__WORK INSTRUCTIONS__:
Copy out all lines where "according" appears.

__INFORMATION GIVEN__:
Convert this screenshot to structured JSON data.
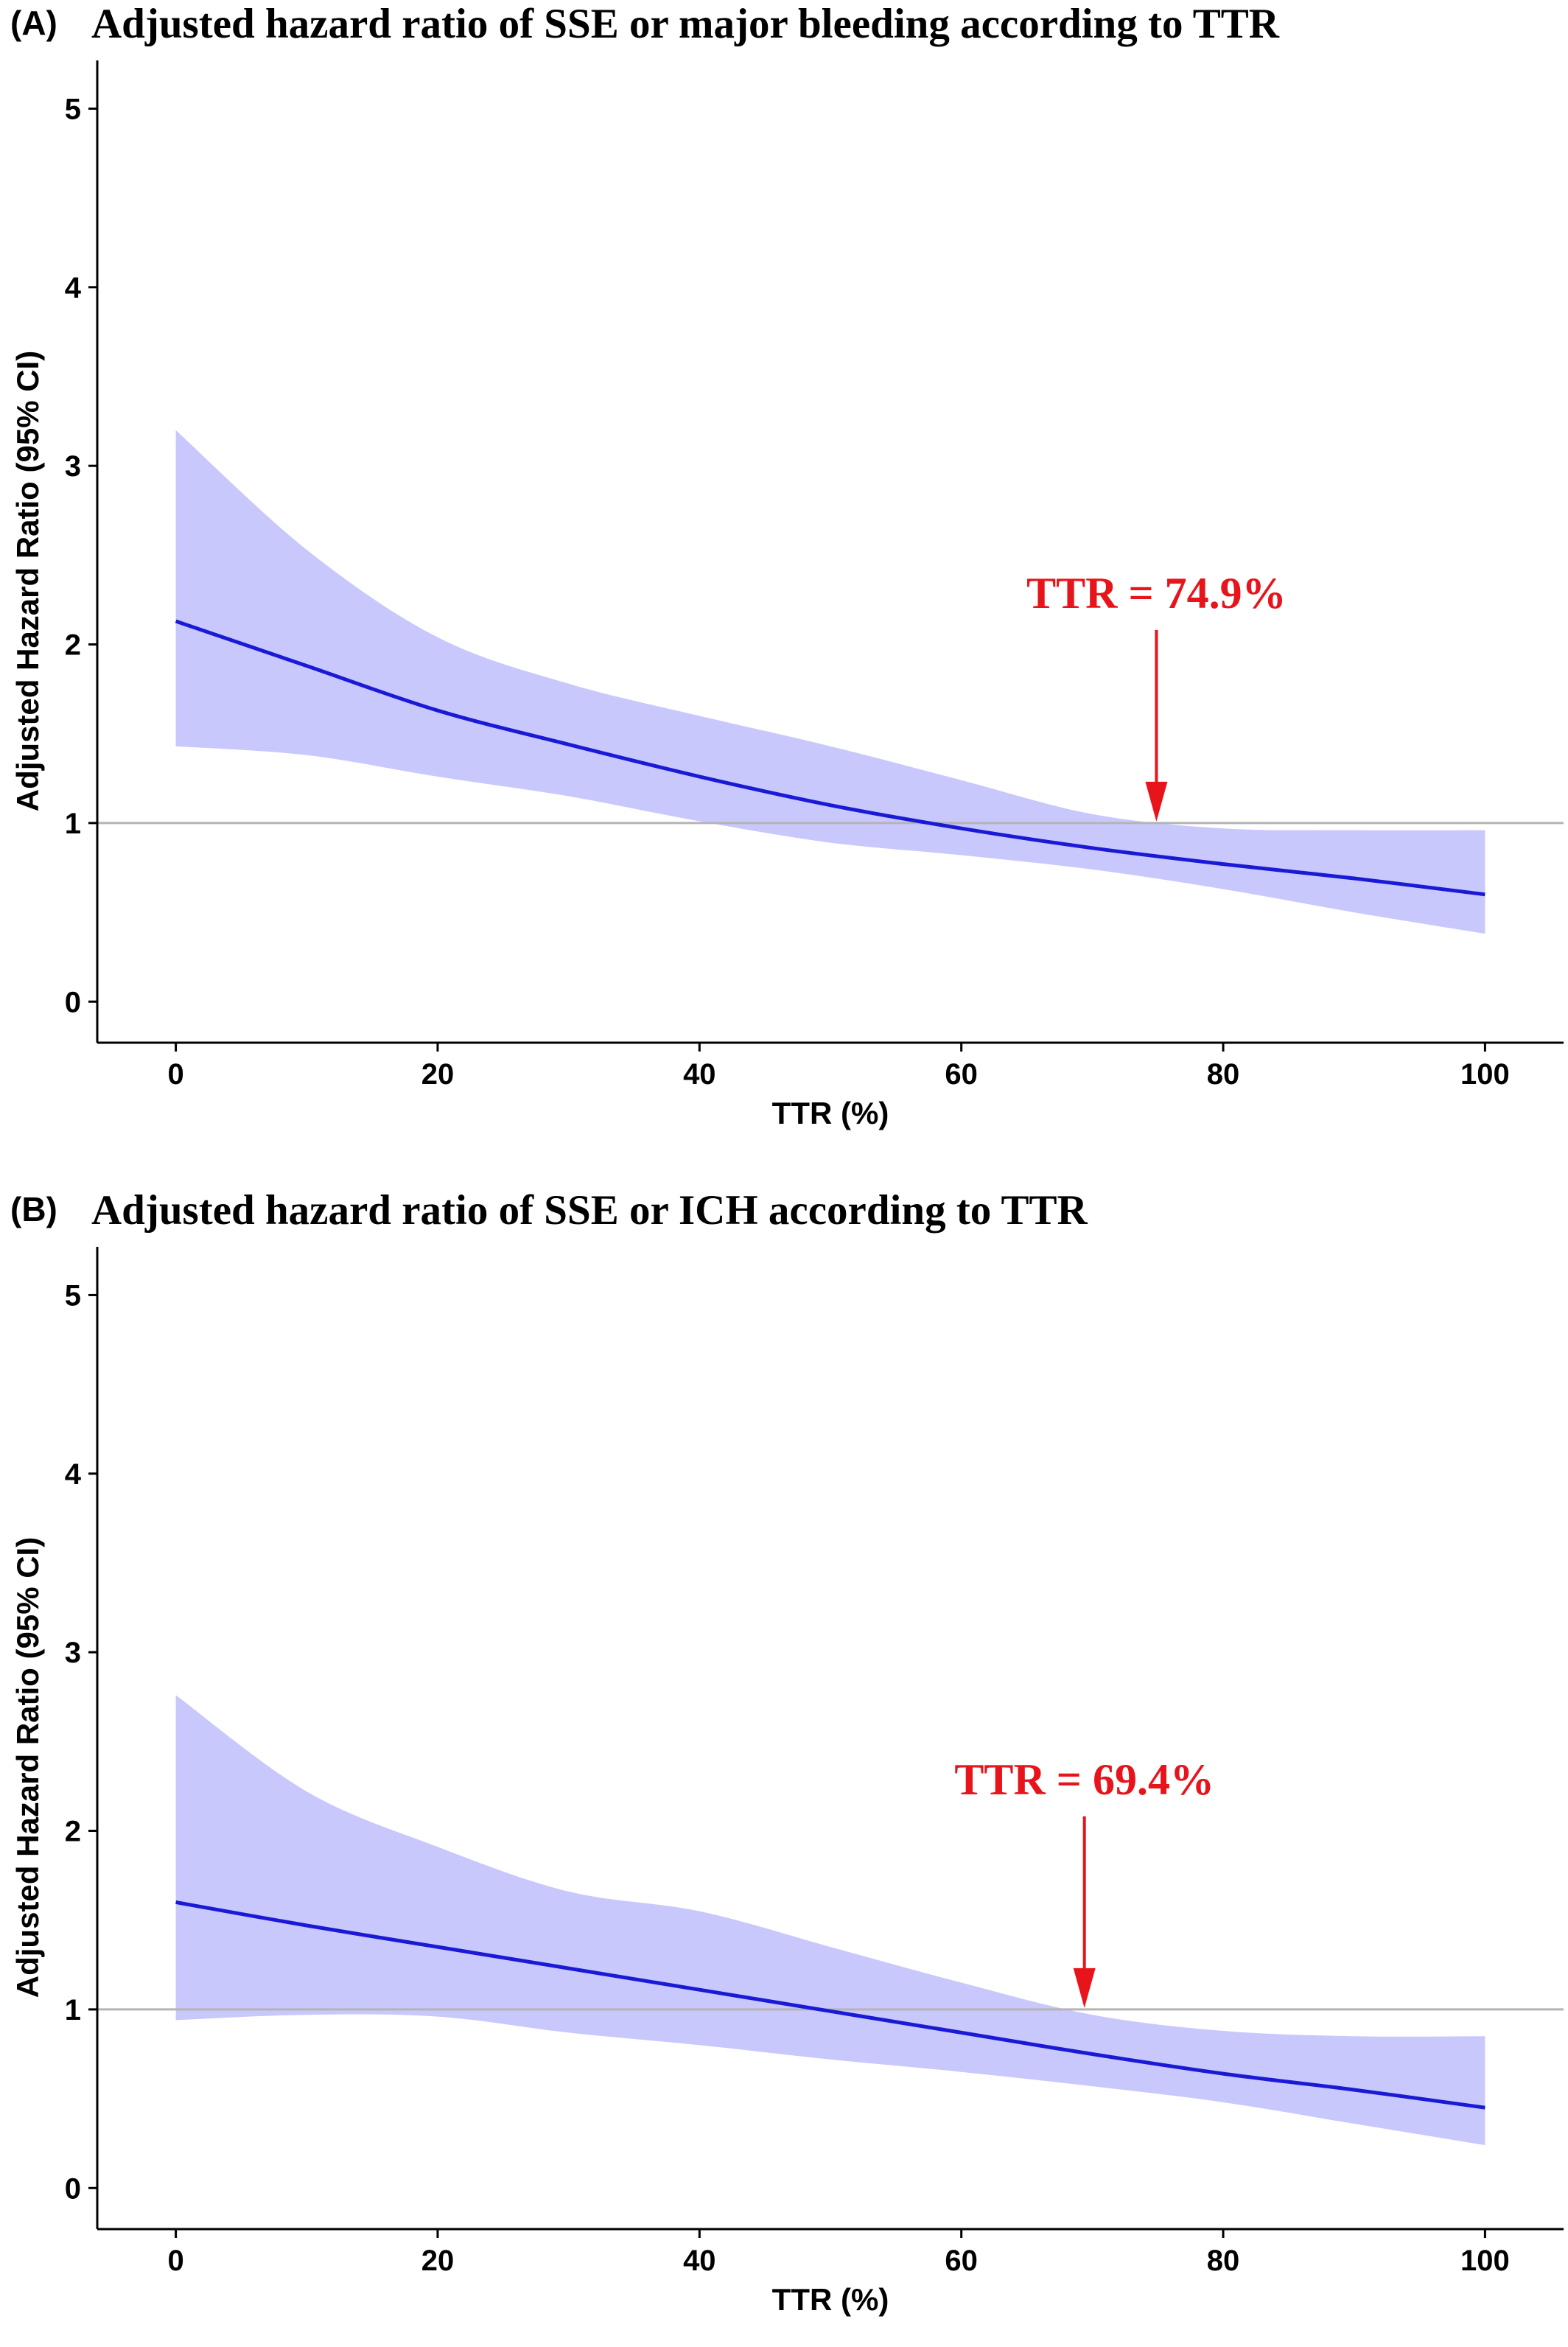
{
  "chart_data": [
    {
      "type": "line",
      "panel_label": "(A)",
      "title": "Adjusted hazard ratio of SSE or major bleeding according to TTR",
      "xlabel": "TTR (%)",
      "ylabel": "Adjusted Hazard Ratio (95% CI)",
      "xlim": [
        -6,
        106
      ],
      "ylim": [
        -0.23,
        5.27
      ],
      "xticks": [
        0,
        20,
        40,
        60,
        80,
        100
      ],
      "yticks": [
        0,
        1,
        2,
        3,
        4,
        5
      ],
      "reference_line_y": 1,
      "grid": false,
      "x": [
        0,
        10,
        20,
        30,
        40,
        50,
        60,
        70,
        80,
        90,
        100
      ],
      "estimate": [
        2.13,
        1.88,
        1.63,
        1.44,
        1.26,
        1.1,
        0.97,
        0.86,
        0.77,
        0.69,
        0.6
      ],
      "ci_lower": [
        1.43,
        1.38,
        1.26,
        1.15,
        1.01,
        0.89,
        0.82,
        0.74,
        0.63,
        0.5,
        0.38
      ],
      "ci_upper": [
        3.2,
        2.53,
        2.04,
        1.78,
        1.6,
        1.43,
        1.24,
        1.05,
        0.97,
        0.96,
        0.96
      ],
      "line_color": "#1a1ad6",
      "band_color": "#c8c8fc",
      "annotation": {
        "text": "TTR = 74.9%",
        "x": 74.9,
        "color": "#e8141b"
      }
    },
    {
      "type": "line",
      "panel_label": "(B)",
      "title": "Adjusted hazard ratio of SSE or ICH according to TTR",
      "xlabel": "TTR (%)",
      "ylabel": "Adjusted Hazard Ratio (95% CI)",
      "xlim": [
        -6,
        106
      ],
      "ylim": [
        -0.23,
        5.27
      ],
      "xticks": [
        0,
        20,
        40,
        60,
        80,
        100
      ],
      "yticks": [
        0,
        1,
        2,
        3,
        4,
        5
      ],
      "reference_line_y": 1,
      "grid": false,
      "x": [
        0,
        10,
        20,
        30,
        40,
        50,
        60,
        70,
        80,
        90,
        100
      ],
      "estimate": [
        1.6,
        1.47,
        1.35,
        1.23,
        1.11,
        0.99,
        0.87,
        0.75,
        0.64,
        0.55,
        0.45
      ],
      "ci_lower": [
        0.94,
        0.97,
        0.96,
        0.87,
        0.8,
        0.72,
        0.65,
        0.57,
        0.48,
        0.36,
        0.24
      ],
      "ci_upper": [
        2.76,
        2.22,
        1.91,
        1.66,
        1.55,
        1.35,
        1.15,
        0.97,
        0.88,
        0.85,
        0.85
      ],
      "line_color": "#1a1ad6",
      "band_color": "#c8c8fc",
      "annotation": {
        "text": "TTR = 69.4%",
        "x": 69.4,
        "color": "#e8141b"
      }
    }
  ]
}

__ANSWER TO THE PROBLEM__:
      "title": "Adjusted hazard ratio of SSE or major bleeding according to TTR",
      "title": "Adjusted hazard ratio of SSE or ICH according to TTR",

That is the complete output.